** begin Data section **

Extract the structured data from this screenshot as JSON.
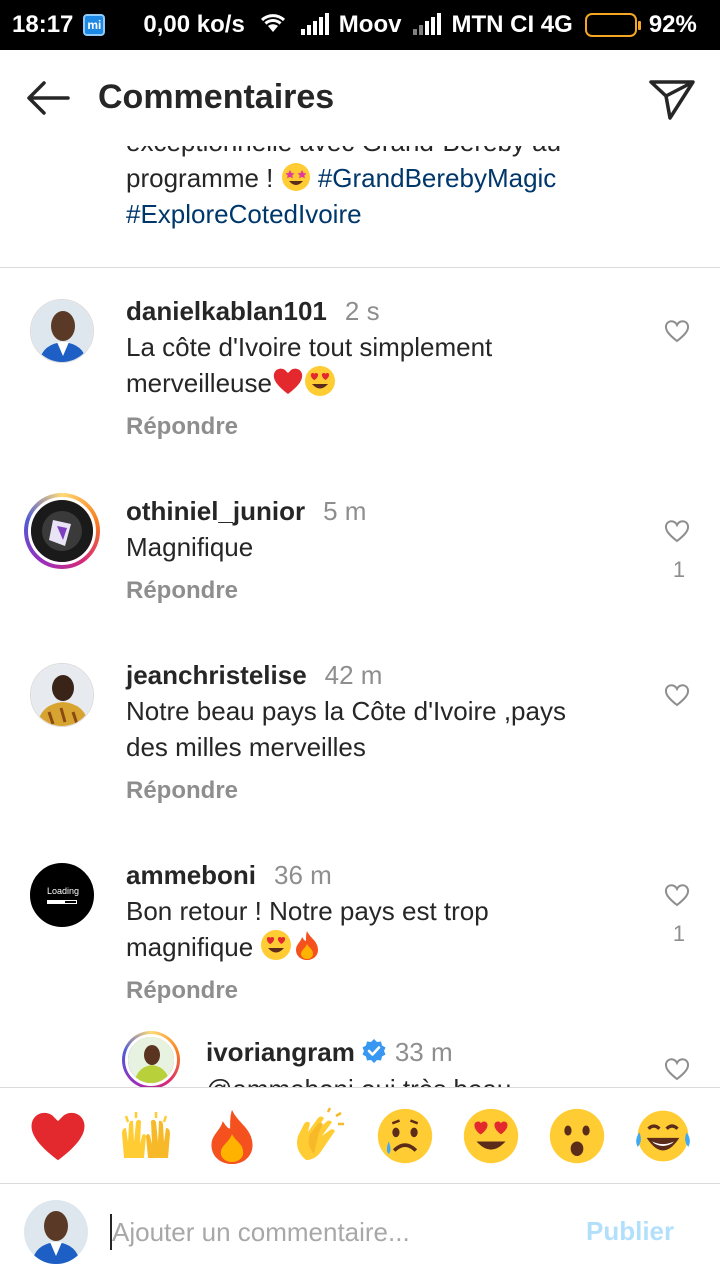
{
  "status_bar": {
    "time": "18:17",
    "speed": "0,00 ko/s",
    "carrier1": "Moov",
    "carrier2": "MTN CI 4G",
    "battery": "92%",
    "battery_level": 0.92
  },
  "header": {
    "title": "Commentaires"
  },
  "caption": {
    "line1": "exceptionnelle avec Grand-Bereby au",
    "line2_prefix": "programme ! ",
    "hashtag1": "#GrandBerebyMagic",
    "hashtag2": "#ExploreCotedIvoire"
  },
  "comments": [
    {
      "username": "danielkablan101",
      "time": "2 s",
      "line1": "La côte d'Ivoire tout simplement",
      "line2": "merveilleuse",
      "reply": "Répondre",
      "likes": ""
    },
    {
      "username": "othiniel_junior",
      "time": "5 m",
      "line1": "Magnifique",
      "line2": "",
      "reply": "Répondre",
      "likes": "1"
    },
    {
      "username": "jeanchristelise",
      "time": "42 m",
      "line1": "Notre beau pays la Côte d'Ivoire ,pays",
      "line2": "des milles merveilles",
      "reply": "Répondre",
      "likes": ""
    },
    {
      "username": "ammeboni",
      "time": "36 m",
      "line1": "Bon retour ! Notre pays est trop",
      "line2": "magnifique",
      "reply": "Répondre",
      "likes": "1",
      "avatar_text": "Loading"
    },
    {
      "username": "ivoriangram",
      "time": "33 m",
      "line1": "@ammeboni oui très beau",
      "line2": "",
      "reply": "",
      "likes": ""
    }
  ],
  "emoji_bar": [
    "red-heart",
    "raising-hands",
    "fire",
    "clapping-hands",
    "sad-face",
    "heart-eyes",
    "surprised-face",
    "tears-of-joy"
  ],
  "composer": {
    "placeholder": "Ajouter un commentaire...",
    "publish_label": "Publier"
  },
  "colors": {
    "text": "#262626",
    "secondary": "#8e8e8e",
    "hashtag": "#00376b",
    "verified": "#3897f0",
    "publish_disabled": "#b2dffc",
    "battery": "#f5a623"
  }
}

** end Data section **
** begin Data section **

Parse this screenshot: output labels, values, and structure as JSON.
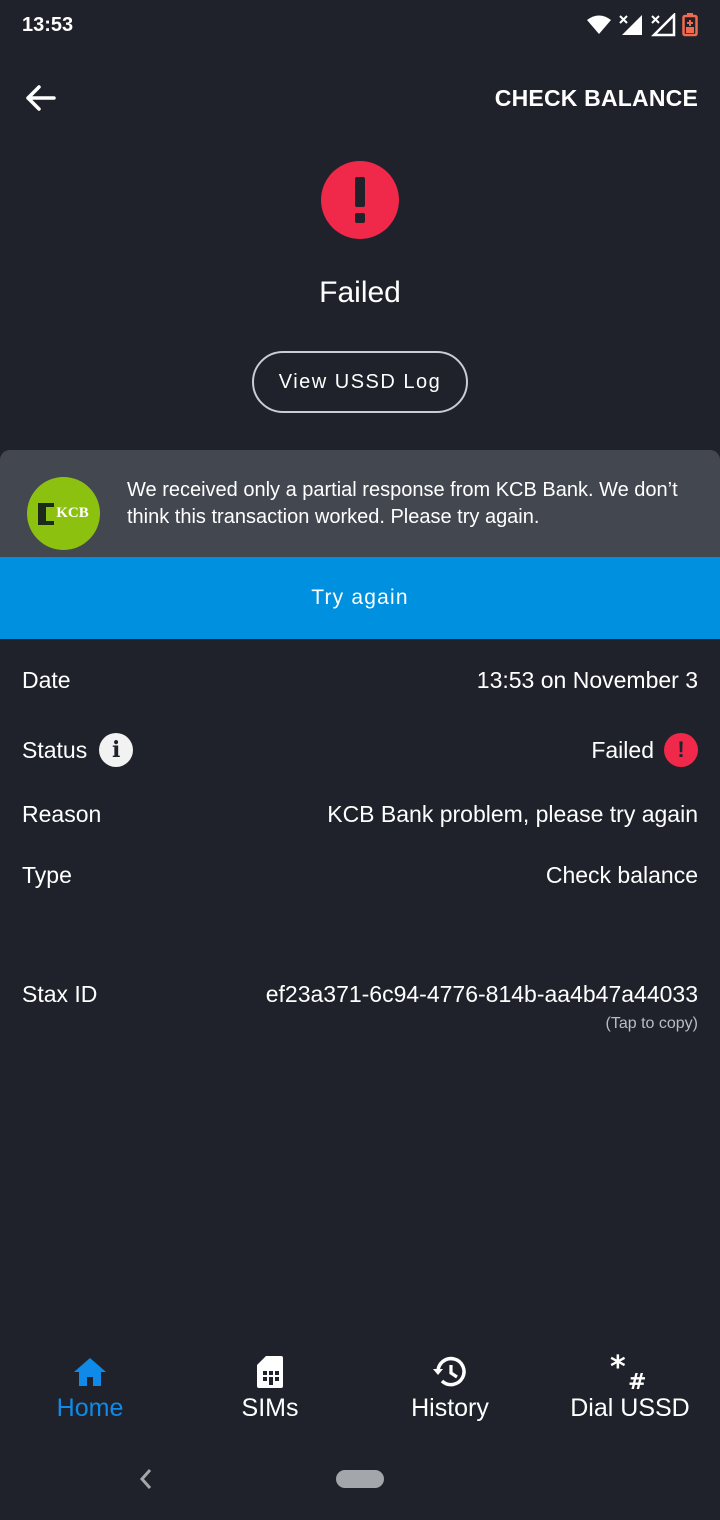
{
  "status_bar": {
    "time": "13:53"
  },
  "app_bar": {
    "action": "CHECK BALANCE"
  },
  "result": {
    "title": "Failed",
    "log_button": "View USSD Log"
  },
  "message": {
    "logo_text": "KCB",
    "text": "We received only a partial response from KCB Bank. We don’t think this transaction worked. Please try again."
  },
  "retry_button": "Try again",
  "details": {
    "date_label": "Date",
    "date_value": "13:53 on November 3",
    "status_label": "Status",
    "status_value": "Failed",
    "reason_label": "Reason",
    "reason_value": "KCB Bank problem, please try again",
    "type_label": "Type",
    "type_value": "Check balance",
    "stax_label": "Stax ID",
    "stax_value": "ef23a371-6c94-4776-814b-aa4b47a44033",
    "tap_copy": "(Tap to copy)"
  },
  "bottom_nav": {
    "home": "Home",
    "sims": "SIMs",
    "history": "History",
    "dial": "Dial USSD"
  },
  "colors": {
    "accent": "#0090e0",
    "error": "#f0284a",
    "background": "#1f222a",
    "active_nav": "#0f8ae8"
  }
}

** end Data section **
** begin Data section **

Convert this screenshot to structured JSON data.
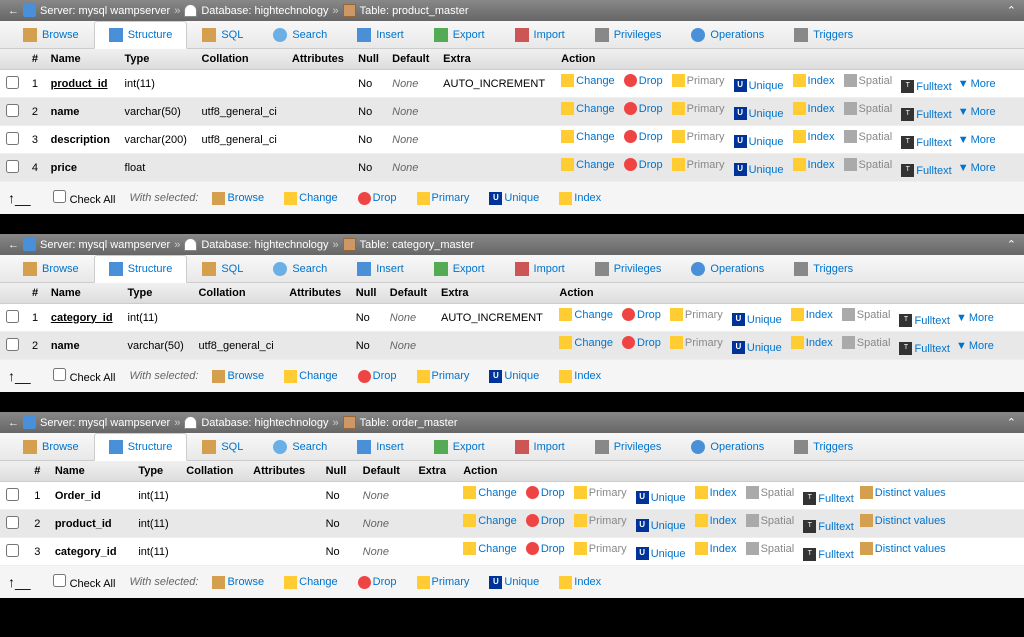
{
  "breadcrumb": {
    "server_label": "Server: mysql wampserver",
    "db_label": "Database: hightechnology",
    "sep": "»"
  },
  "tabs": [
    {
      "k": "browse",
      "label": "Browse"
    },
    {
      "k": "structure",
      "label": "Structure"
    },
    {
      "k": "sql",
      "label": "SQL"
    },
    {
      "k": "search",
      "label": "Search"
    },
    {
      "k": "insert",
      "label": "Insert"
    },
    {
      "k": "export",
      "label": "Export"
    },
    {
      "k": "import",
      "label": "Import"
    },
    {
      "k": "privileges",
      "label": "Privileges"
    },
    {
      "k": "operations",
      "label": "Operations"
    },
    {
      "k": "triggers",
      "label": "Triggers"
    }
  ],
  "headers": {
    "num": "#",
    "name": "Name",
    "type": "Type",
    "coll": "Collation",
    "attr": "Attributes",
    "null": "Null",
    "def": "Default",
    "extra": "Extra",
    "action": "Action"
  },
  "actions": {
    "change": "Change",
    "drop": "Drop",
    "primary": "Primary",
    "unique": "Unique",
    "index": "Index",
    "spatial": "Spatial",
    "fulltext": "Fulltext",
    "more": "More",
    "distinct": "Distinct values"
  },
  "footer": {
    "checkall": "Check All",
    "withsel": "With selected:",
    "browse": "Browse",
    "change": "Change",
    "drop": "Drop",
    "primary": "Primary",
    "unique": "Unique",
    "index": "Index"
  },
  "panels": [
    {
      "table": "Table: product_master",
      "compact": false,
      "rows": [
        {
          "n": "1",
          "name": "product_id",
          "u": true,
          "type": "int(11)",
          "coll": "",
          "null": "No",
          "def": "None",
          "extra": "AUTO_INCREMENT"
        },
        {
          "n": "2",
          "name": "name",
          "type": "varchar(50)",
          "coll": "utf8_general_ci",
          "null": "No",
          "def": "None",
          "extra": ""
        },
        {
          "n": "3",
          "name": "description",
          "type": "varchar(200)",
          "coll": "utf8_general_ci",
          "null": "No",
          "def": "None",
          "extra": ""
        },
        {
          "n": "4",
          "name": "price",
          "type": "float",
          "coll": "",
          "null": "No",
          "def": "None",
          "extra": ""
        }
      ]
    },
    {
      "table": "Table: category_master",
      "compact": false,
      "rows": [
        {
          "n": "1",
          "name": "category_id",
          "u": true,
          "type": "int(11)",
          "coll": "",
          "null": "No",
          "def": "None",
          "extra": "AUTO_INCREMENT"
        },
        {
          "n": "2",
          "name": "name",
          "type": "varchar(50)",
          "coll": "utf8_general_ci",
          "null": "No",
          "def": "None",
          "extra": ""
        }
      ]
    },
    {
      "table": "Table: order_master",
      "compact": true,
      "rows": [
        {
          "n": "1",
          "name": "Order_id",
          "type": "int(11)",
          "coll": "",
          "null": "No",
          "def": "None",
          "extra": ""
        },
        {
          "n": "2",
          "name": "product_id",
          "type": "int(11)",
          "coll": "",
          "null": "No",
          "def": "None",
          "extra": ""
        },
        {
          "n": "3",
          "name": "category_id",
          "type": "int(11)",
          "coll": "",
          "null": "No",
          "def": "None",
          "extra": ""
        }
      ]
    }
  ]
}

** end Data section **

Requirement => From the entries above, copy every line that holds the word "Table".

Worked solution =>
      "table": "Table: product_master",
      "table": "Table: category_master",
      "table": "Table: order_master",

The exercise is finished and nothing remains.